## Data section:
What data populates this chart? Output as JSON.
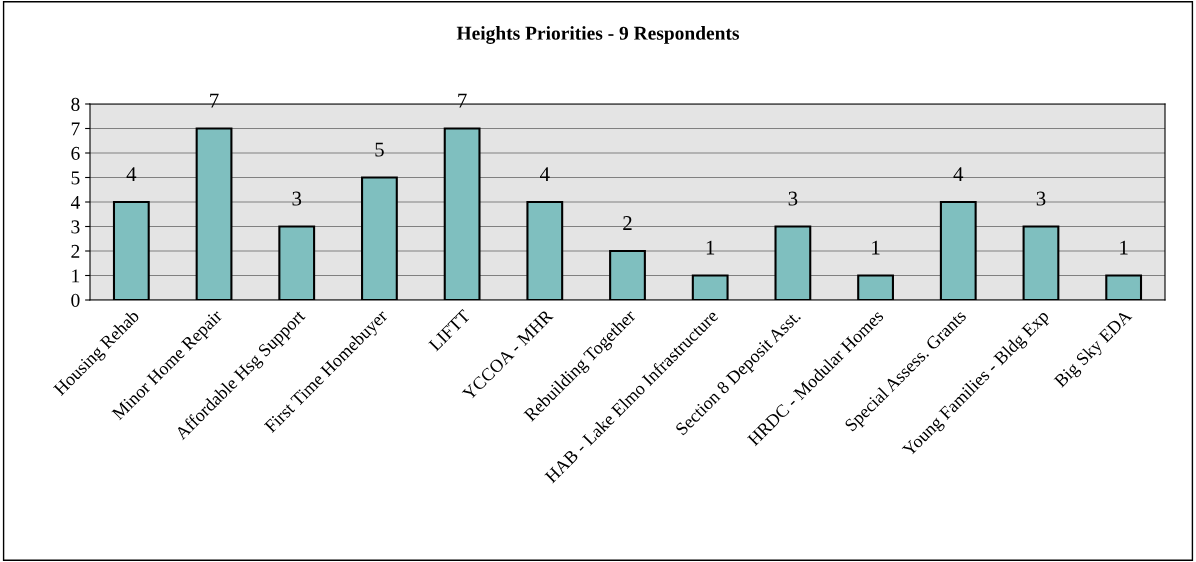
{
  "chart_data": {
    "type": "bar",
    "title": "Heights Priorities - 9 Respondents",
    "categories": [
      "Housing Rehab",
      "Minor Home Repair",
      "Affordable Hsg Support",
      "First Time Homebuyer",
      "LIFTT",
      "YCCOA - MHR",
      "Rebuilding Together",
      "HAB - Lake Elmo Infrastructure",
      "Section 8 Deposit Asst.",
      "HRDC - Modular Homes",
      "Special Assess. Grants",
      "Young Families - Bldg Exp",
      "Big Sky EDA"
    ],
    "values": [
      4,
      7,
      3,
      5,
      7,
      4,
      2,
      1,
      3,
      1,
      4,
      3,
      1
    ],
    "color": "#7fbfbf",
    "ylim": [
      0,
      8
    ],
    "yticks": [
      0,
      1,
      2,
      3,
      4,
      5,
      6,
      7,
      8
    ],
    "grid": "y",
    "data_labels": true,
    "legend": false
  }
}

## Task objective:
Omit every image. Quote each record exactly.

## Exercise solution:
What data populates this chart? Output as JSON.
{
  "chart_data": {
    "type": "bar",
    "title": "Heights Priorities - 9 Respondents",
    "categories": [
      "Housing Rehab",
      "Minor Home Repair",
      "Affordable Hsg Support",
      "First Time Homebuyer",
      "LIFTT",
      "YCCOA - MHR",
      "Rebuilding Together",
      "HAB - Lake Elmo Infrastructure",
      "Section 8 Deposit Asst.",
      "HRDC - Modular Homes",
      "Special Assess. Grants",
      "Young Families - Bldg Exp",
      "Big Sky EDA"
    ],
    "values": [
      4,
      7,
      3,
      5,
      7,
      4,
      2,
      1,
      3,
      1,
      4,
      3,
      1
    ],
    "color": "#7fbfbf",
    "ylim": [
      0,
      8
    ],
    "yticks": [
      0,
      1,
      2,
      3,
      4,
      5,
      6,
      7,
      8
    ],
    "grid": "y",
    "data_labels": true,
    "legend": false
  }
}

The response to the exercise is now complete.